## Exercise brief
Select the lines of the records containing the word "screenshot" and list them.
>> Begin Information supplied
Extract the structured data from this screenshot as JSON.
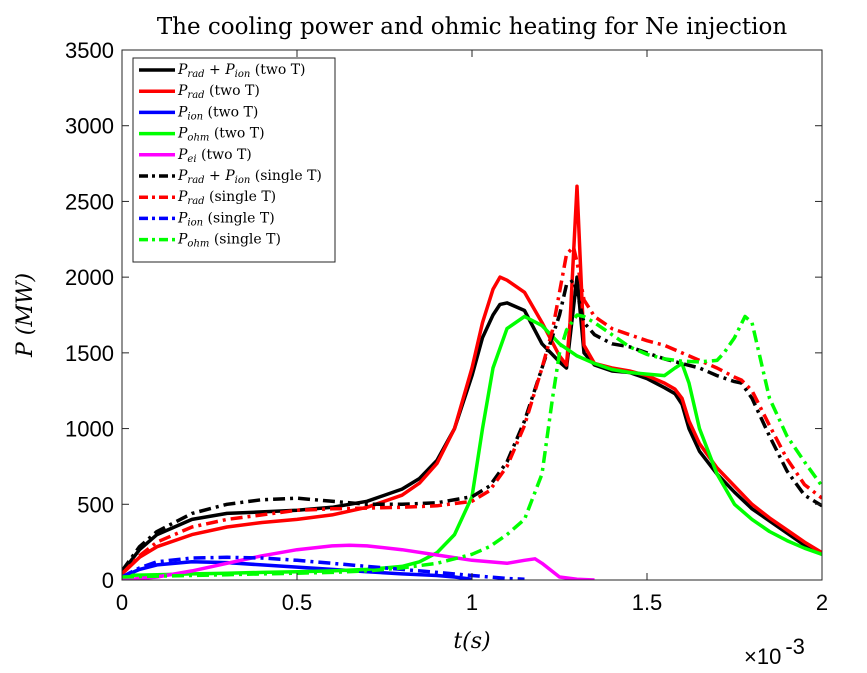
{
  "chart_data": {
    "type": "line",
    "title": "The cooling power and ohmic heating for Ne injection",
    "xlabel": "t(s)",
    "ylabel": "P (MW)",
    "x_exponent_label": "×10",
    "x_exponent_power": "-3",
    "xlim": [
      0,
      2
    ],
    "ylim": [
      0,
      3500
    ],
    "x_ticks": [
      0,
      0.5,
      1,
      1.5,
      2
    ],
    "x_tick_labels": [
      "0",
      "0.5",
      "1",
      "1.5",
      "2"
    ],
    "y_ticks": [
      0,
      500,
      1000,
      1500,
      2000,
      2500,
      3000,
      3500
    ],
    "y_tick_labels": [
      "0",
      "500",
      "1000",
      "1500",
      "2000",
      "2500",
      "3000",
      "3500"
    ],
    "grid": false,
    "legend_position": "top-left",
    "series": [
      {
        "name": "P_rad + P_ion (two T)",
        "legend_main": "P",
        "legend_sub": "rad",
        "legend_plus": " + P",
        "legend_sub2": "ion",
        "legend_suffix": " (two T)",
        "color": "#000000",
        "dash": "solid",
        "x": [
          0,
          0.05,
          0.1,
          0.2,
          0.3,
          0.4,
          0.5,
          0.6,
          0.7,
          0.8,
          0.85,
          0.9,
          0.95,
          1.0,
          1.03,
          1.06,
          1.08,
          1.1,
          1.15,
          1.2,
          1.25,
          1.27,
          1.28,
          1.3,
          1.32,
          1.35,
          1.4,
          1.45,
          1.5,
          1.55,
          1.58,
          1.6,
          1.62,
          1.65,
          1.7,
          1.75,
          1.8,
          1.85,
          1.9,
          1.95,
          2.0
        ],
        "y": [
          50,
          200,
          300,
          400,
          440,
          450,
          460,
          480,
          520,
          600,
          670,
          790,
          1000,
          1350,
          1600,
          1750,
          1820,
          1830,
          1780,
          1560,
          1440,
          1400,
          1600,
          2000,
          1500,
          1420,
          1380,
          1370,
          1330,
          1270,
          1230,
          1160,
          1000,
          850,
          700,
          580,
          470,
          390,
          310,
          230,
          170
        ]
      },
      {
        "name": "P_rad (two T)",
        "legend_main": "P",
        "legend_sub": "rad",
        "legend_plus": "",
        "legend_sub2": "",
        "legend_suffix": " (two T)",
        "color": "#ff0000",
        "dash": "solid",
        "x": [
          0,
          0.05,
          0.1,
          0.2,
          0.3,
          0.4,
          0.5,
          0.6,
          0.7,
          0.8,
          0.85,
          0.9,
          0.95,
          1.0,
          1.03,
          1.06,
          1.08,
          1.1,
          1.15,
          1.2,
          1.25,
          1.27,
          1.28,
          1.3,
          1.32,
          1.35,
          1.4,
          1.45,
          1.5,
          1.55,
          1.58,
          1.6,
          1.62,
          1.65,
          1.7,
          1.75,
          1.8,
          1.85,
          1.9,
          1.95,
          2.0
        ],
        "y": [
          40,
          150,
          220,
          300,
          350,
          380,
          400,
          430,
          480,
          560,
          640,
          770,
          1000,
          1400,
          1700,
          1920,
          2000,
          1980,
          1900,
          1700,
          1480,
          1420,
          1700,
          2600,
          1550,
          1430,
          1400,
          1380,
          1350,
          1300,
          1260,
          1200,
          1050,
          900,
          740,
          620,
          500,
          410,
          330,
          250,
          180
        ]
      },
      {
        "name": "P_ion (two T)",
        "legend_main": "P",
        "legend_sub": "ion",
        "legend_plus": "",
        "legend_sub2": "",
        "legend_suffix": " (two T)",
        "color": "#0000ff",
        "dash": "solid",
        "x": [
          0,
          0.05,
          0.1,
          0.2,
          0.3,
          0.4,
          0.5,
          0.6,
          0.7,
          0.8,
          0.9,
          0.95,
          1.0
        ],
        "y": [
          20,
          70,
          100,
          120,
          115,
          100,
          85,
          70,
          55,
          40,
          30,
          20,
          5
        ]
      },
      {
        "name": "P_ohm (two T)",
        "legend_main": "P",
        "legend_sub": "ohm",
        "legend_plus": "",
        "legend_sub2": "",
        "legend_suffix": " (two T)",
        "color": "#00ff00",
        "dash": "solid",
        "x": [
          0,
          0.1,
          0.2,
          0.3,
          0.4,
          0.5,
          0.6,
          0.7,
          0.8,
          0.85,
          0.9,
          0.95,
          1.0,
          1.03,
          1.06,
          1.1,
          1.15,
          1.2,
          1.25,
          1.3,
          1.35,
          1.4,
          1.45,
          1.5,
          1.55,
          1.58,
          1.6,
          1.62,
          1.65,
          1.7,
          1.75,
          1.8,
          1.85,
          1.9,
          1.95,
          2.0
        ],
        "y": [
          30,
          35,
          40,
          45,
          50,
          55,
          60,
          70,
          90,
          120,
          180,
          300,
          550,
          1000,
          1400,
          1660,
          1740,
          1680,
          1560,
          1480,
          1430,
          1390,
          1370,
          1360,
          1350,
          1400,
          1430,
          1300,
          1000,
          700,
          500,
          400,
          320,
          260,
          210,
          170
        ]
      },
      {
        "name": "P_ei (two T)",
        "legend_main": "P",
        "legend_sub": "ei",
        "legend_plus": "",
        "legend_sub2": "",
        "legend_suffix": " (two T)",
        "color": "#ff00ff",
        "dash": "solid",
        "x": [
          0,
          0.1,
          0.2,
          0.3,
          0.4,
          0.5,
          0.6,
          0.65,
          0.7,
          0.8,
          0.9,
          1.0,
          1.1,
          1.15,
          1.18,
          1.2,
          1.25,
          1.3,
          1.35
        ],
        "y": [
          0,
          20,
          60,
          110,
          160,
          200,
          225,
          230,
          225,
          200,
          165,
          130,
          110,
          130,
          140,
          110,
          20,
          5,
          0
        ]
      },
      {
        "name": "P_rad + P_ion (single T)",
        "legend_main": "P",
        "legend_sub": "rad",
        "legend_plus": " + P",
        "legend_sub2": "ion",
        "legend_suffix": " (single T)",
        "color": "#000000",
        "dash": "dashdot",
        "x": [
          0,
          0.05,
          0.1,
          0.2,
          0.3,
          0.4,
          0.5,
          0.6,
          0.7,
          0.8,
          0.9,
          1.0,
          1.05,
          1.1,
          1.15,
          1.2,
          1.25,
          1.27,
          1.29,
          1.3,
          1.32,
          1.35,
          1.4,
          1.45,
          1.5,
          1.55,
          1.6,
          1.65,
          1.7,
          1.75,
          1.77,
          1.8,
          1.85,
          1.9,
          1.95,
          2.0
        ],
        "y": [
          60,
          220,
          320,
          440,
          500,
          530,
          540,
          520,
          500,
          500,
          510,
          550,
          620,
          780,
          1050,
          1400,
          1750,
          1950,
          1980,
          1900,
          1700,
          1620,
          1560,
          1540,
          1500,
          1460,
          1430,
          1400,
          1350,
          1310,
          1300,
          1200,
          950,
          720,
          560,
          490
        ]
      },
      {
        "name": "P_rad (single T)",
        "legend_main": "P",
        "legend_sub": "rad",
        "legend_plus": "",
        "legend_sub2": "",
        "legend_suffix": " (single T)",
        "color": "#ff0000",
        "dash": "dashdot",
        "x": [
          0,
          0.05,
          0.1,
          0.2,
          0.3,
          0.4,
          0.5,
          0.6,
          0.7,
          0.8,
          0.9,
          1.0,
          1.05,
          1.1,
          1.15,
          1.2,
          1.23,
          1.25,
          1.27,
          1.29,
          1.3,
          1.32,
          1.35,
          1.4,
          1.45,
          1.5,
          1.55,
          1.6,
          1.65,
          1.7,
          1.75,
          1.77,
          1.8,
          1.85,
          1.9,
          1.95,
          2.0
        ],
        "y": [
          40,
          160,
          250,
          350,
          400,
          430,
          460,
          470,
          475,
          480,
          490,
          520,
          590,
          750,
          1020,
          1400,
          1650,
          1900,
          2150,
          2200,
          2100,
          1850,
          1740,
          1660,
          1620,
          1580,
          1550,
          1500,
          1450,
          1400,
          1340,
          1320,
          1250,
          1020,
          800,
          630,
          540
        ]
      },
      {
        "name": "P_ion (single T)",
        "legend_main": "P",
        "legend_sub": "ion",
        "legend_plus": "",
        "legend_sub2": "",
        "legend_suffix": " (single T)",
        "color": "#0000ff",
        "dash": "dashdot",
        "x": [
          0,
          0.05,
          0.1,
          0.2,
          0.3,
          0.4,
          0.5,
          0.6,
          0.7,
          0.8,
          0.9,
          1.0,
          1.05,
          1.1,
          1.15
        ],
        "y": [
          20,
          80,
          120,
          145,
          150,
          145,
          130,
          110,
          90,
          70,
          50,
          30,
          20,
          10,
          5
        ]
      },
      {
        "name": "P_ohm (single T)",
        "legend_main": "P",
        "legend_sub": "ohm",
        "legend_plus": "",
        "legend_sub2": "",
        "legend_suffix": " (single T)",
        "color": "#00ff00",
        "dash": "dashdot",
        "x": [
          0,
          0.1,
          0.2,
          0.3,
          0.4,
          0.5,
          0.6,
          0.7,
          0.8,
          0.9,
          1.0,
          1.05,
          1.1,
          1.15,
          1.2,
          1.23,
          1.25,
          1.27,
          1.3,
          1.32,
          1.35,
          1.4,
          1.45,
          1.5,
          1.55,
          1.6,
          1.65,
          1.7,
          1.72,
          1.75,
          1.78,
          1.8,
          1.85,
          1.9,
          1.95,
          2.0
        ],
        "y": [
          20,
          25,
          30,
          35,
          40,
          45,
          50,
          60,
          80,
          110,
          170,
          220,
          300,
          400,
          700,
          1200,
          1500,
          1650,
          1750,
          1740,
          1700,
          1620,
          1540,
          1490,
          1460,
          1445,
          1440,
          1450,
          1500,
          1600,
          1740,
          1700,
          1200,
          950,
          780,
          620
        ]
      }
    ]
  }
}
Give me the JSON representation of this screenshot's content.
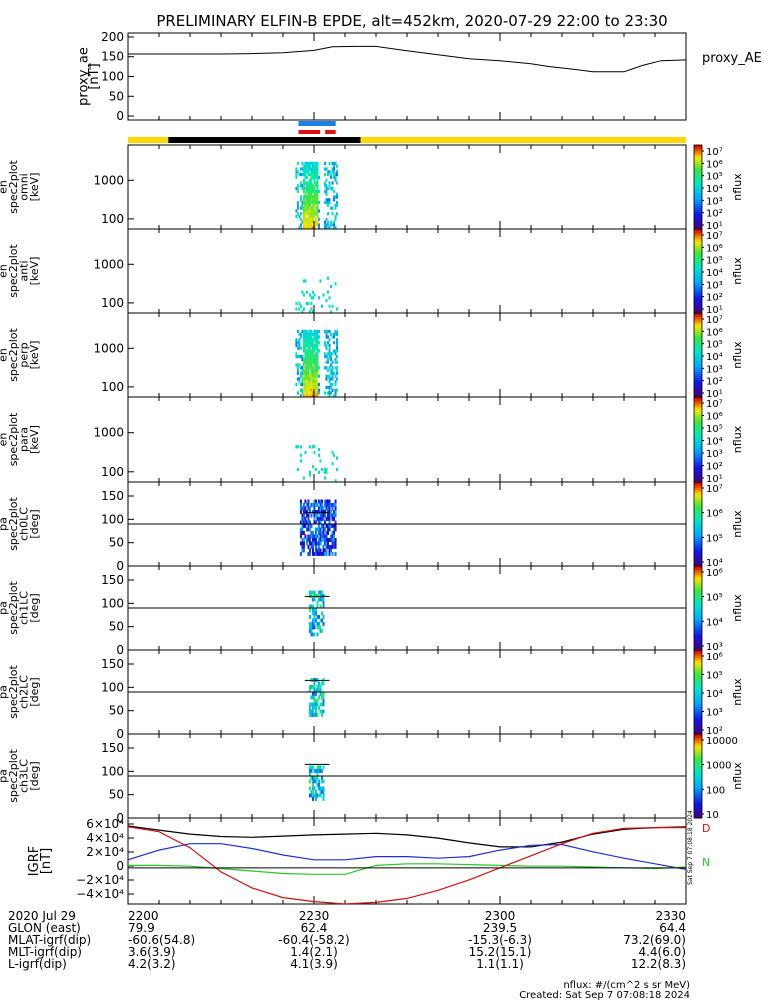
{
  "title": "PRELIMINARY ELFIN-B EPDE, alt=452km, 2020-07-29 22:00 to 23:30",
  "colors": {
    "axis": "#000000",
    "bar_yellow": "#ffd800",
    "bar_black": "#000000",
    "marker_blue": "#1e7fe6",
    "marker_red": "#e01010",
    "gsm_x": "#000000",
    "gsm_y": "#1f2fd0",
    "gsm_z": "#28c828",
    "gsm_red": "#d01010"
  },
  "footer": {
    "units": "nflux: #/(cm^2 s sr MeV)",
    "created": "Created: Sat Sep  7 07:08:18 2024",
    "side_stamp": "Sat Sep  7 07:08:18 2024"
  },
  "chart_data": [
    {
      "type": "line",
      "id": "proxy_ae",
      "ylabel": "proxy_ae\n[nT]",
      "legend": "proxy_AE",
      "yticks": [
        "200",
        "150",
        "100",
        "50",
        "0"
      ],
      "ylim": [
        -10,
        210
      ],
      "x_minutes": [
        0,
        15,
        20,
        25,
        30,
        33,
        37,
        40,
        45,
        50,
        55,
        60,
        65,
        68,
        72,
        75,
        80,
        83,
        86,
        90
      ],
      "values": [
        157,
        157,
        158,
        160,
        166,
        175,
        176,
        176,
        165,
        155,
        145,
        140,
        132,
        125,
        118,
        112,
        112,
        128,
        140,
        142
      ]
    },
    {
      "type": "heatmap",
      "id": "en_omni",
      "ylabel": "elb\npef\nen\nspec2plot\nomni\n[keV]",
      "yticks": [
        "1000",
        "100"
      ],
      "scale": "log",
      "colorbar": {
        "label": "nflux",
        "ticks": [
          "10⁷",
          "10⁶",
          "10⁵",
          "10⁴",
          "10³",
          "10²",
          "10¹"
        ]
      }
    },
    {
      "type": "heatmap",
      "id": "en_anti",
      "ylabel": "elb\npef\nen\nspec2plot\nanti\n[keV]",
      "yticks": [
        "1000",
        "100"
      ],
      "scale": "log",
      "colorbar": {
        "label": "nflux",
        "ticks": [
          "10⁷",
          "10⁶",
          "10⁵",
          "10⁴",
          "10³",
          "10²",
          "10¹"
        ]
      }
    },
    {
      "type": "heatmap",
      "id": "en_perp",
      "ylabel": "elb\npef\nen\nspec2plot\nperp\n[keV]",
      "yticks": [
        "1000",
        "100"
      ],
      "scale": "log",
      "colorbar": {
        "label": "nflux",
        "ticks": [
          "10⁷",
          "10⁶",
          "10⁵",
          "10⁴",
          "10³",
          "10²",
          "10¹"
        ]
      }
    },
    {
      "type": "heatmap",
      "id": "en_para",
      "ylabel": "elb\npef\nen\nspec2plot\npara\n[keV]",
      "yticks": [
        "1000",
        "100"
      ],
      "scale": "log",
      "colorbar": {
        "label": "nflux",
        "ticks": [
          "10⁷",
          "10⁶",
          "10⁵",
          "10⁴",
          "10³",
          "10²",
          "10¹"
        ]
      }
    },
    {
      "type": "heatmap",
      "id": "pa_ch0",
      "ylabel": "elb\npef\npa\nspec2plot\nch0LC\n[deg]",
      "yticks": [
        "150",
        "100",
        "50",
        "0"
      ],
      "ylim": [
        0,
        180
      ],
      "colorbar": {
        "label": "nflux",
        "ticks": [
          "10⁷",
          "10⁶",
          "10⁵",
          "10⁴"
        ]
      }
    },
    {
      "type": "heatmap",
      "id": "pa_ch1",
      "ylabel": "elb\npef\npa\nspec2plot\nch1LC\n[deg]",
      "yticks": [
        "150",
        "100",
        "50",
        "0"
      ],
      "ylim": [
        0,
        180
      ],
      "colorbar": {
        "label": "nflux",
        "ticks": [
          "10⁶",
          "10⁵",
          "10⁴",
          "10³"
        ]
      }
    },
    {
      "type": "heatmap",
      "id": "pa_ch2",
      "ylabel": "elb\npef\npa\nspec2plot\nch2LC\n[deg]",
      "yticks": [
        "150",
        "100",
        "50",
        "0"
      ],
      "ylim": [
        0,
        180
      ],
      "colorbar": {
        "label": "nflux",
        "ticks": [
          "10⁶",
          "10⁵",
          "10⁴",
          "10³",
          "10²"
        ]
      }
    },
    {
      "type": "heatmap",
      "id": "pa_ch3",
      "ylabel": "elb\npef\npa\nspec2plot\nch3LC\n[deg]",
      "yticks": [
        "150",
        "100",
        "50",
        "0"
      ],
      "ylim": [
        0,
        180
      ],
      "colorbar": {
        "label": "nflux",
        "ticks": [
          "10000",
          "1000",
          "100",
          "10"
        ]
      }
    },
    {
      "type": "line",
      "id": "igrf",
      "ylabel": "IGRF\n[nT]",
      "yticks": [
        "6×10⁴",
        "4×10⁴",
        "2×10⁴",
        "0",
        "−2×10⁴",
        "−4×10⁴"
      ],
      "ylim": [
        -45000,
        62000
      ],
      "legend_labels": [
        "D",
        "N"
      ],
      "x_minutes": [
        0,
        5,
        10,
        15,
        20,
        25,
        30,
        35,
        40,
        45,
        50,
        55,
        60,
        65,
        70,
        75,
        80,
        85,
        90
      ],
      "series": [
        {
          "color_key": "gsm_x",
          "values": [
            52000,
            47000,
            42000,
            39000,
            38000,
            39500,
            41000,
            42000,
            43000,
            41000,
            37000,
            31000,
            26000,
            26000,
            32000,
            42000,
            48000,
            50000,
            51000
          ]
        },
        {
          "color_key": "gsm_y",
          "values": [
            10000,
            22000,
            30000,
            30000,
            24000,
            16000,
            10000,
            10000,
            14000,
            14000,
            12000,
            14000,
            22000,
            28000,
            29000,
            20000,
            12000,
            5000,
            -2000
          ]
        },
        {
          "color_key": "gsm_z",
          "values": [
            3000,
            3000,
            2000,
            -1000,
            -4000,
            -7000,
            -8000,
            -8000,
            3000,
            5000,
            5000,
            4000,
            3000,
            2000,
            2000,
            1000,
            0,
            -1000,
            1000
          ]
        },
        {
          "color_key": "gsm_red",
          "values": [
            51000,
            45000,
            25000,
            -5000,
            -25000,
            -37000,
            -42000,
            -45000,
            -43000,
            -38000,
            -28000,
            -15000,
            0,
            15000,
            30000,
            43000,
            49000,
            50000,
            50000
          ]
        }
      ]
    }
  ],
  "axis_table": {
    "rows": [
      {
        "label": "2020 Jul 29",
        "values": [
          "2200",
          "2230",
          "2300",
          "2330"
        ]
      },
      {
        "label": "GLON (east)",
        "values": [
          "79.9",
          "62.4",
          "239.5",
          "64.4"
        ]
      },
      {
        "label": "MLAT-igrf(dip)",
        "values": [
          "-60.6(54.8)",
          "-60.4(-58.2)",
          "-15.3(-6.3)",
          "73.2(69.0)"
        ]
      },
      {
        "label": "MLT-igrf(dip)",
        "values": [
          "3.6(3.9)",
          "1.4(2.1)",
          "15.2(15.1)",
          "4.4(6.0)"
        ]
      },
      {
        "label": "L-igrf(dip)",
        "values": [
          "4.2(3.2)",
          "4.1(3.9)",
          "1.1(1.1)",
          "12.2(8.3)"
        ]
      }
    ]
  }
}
>> End Information supplied
## Written answer
Extract the structured data from this screenshot as JSON.
Give me the JSON representation of this screenshot's content.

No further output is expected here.